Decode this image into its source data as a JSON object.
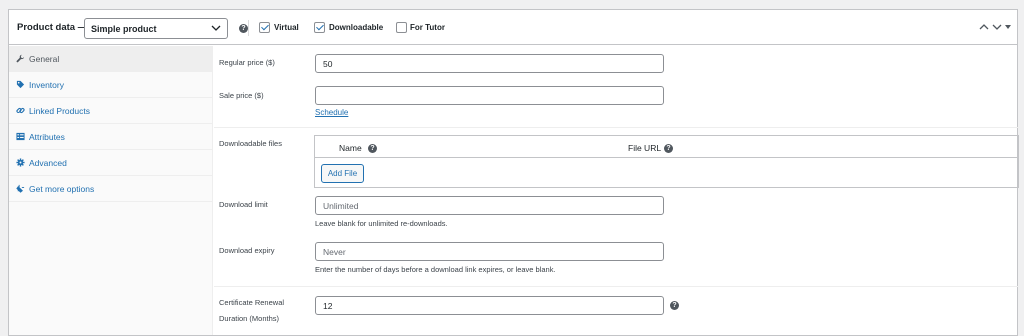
{
  "header": {
    "title": "Product data —",
    "product_type": "Simple product",
    "virtual_label": "Virtual",
    "virtual_checked": true,
    "downloadable_label": "Downloadable",
    "downloadable_checked": true,
    "for_tutor_label": "For Tutor",
    "for_tutor_checked": false
  },
  "sidebar": {
    "items": [
      {
        "label": "General",
        "icon": "wrench-icon",
        "active": true
      },
      {
        "label": "Inventory",
        "icon": "tag-icon"
      },
      {
        "label": "Linked Products",
        "icon": "link-icon"
      },
      {
        "label": "Attributes",
        "icon": "list-icon"
      },
      {
        "label": "Advanced",
        "icon": "gear-icon"
      },
      {
        "label": "Get more options",
        "icon": "plugin-icon"
      }
    ]
  },
  "general": {
    "regular_price_label": "Regular price ($)",
    "regular_price_value": "50",
    "sale_price_label": "Sale price ($)",
    "sale_price_value": "",
    "schedule_link": "Schedule",
    "downloadable_files_label": "Downloadable files",
    "files_col_name": "Name",
    "files_col_url": "File URL",
    "add_file_button": "Add File",
    "download_limit_label": "Download limit",
    "download_limit_placeholder": "Unlimited",
    "download_limit_hint": "Leave blank for unlimited re-downloads.",
    "download_expiry_label": "Download expiry",
    "download_expiry_placeholder": "Never",
    "download_expiry_hint": "Enter the number of days before a download link expires, or leave blank.",
    "cert_label_line1": "Certificate Renewal",
    "cert_label_line2": "Duration (Months)",
    "cert_value": "12"
  },
  "colors": {
    "link": "#2271b1",
    "border": "#c3c4c7"
  }
}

Prompt - Without the pictures, restate all the entries above exactly.

Output for this exercise -
Decode this image into its source data as a JSON object.
{
  "header": {
    "title": "Product data —",
    "product_type": "Simple product",
    "virtual_label": "Virtual",
    "virtual_checked": true,
    "downloadable_label": "Downloadable",
    "downloadable_checked": true,
    "for_tutor_label": "For Tutor",
    "for_tutor_checked": false
  },
  "sidebar": {
    "items": [
      {
        "label": "General",
        "icon": "wrench-icon",
        "active": true
      },
      {
        "label": "Inventory",
        "icon": "tag-icon"
      },
      {
        "label": "Linked Products",
        "icon": "link-icon"
      },
      {
        "label": "Attributes",
        "icon": "list-icon"
      },
      {
        "label": "Advanced",
        "icon": "gear-icon"
      },
      {
        "label": "Get more options",
        "icon": "plugin-icon"
      }
    ]
  },
  "general": {
    "regular_price_label": "Regular price ($)",
    "regular_price_value": "50",
    "sale_price_label": "Sale price ($)",
    "sale_price_value": "",
    "schedule_link": "Schedule",
    "downloadable_files_label": "Downloadable files",
    "files_col_name": "Name",
    "files_col_url": "File URL",
    "add_file_button": "Add File",
    "download_limit_label": "Download limit",
    "download_limit_placeholder": "Unlimited",
    "download_limit_hint": "Leave blank for unlimited re-downloads.",
    "download_expiry_label": "Download expiry",
    "download_expiry_placeholder": "Never",
    "download_expiry_hint": "Enter the number of days before a download link expires, or leave blank.",
    "cert_label_line1": "Certificate Renewal",
    "cert_label_line2": "Duration (Months)",
    "cert_value": "12"
  },
  "colors": {
    "link": "#2271b1",
    "border": "#c3c4c7"
  }
}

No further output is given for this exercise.